## Figure collection entries:

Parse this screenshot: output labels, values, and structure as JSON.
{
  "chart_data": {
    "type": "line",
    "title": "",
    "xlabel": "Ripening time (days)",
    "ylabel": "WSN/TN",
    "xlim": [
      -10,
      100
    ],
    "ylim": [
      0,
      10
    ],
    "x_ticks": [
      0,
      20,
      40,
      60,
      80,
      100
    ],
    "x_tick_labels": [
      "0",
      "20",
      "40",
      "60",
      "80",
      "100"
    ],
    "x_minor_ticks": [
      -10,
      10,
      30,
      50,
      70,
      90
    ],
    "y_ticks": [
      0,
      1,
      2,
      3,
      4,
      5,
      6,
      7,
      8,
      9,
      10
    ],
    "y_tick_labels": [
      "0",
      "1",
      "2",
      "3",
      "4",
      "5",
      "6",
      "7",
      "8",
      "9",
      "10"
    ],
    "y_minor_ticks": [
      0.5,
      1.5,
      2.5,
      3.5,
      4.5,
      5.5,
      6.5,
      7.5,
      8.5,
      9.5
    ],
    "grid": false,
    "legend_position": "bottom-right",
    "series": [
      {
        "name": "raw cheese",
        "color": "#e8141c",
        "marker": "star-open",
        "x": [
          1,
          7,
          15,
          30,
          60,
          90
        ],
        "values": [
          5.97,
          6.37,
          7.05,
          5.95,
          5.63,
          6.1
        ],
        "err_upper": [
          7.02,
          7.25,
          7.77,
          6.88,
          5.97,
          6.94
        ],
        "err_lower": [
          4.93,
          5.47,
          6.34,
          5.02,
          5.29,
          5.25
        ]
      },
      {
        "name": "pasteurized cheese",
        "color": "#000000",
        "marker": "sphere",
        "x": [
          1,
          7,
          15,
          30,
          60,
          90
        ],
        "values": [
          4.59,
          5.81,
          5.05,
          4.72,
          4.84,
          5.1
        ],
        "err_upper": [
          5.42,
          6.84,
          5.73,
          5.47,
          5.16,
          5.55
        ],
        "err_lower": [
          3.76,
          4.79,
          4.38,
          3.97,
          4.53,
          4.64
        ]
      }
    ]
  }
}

## Your instructions:
Output every line above without altering anything.

## Task solution:
Parse this screenshot: output labels, values, and structure as JSON.
{
  "chart_data": {
    "type": "line",
    "title": "",
    "xlabel": "Ripening time (days)",
    "ylabel": "WSN/TN",
    "xlim": [
      -10,
      100
    ],
    "ylim": [
      0,
      10
    ],
    "x_ticks": [
      0,
      20,
      40,
      60,
      80,
      100
    ],
    "x_tick_labels": [
      "0",
      "20",
      "40",
      "60",
      "80",
      "100"
    ],
    "x_minor_ticks": [
      -10,
      10,
      30,
      50,
      70,
      90
    ],
    "y_ticks": [
      0,
      1,
      2,
      3,
      4,
      5,
      6,
      7,
      8,
      9,
      10
    ],
    "y_tick_labels": [
      "0",
      "1",
      "2",
      "3",
      "4",
      "5",
      "6",
      "7",
      "8",
      "9",
      "10"
    ],
    "y_minor_ticks": [
      0.5,
      1.5,
      2.5,
      3.5,
      4.5,
      5.5,
      6.5,
      7.5,
      8.5,
      9.5
    ],
    "grid": false,
    "legend_position": "bottom-right",
    "series": [
      {
        "name": "raw cheese",
        "color": "#e8141c",
        "marker": "star-open",
        "x": [
          1,
          7,
          15,
          30,
          60,
          90
        ],
        "values": [
          5.97,
          6.37,
          7.05,
          5.95,
          5.63,
          6.1
        ],
        "err_upper": [
          7.02,
          7.25,
          7.77,
          6.88,
          5.97,
          6.94
        ],
        "err_lower": [
          4.93,
          5.47,
          6.34,
          5.02,
          5.29,
          5.25
        ]
      },
      {
        "name": "pasteurized cheese",
        "color": "#000000",
        "marker": "sphere",
        "x": [
          1,
          7,
          15,
          30,
          60,
          90
        ],
        "values": [
          4.59,
          5.81,
          5.05,
          4.72,
          4.84,
          5.1
        ],
        "err_upper": [
          5.42,
          6.84,
          5.73,
          5.47,
          5.16,
          5.55
        ],
        "err_lower": [
          3.76,
          4.79,
          4.38,
          3.97,
          4.53,
          4.64
        ]
      }
    ]
  }
}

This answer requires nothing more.